▶ Objective: Set out every line bearing the string "test".

▶ Stored records:
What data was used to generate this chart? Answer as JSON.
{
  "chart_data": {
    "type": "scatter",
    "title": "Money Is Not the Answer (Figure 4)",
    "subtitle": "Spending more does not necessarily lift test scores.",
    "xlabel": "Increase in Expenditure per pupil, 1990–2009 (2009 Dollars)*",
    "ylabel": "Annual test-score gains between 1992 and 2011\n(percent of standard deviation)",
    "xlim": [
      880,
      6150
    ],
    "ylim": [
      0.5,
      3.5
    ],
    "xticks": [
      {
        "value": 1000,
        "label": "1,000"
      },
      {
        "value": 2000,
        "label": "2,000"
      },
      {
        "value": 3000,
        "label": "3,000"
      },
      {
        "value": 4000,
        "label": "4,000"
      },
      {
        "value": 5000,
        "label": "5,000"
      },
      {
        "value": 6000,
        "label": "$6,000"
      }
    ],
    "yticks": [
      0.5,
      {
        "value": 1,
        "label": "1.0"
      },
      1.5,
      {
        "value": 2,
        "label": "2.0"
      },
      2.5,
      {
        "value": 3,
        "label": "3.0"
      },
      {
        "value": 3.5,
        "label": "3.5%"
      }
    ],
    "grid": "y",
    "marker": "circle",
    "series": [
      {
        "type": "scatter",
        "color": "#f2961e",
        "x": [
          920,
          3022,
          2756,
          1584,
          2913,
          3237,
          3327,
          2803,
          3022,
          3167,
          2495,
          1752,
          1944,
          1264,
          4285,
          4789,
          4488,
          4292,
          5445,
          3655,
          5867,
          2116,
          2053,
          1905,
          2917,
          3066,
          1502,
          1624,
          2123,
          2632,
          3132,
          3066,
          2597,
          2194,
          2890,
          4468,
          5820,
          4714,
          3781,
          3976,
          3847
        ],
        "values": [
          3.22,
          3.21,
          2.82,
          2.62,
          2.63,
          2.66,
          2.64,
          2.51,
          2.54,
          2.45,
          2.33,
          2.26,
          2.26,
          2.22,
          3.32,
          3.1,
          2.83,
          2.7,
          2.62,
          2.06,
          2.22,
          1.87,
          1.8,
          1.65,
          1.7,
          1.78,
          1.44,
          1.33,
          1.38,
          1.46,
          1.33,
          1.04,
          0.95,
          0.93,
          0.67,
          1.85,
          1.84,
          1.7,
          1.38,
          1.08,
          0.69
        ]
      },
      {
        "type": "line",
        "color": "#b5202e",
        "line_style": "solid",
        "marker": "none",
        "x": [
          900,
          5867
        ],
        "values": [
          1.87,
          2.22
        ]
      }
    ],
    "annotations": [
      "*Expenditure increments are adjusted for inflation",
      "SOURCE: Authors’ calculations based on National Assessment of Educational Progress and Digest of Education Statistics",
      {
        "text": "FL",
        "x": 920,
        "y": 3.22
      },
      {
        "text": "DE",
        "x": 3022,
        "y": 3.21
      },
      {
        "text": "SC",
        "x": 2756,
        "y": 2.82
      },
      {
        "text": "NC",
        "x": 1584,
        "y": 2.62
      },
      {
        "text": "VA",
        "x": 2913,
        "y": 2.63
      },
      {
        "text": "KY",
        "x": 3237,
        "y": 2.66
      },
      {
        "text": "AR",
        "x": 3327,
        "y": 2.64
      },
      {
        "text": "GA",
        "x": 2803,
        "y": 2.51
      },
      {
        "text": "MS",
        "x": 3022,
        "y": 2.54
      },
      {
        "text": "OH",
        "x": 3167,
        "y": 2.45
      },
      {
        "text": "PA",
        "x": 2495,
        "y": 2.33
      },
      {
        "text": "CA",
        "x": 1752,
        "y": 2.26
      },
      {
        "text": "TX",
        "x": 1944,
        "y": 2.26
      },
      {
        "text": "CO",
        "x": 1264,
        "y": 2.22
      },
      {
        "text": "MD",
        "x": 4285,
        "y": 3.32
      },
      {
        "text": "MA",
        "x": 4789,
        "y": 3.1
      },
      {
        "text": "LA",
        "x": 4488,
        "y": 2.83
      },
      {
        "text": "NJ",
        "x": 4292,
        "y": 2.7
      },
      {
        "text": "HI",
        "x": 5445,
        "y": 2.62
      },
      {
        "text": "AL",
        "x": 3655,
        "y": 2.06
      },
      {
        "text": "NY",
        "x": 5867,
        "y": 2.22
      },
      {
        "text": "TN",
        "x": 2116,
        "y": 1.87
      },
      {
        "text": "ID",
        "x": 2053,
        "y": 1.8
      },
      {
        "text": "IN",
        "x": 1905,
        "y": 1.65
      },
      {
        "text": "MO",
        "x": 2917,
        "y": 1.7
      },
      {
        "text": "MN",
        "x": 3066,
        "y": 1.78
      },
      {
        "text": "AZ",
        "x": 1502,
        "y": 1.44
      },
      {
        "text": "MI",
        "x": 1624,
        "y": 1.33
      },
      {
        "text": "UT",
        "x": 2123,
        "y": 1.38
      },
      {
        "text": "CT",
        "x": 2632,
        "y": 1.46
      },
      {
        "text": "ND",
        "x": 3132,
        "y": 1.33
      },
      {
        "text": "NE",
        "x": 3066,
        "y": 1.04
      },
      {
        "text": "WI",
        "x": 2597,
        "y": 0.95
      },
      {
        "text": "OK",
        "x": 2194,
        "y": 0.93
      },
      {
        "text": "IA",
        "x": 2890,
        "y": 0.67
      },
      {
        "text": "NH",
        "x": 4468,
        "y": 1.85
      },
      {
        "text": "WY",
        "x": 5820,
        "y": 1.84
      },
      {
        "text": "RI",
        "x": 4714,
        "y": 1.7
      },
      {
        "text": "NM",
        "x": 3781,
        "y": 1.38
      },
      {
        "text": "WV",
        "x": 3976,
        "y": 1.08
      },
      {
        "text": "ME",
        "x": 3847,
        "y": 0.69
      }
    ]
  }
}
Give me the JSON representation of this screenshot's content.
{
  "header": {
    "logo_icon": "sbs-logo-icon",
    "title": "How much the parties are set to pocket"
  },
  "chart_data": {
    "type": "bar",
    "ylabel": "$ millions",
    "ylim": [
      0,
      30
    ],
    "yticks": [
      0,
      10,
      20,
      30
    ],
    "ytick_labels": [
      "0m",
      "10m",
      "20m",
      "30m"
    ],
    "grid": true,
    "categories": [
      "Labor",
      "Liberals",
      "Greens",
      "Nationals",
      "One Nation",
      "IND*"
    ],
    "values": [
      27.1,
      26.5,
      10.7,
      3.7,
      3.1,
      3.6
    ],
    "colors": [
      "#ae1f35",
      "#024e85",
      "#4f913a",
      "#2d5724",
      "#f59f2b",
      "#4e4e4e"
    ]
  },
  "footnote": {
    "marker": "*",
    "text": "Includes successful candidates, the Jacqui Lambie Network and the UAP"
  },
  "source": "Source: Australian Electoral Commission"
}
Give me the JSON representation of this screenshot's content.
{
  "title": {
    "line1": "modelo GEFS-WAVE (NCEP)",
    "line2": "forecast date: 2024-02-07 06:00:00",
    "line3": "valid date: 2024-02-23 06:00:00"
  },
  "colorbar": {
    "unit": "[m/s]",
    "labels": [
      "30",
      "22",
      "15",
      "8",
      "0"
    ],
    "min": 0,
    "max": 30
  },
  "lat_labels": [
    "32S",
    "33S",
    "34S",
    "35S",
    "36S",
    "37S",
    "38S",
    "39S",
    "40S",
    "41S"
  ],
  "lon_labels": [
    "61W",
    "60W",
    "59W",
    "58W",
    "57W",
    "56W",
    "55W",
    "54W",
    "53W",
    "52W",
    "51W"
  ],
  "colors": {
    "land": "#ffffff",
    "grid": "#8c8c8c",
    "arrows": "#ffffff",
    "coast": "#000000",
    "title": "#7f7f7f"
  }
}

▶ In response:
    "subtitle": "Spending more does not necessarily lift test scores.",
    "ylabel": "Annual test-score gains between 1992 and 2011\n(percent of standard deviation)",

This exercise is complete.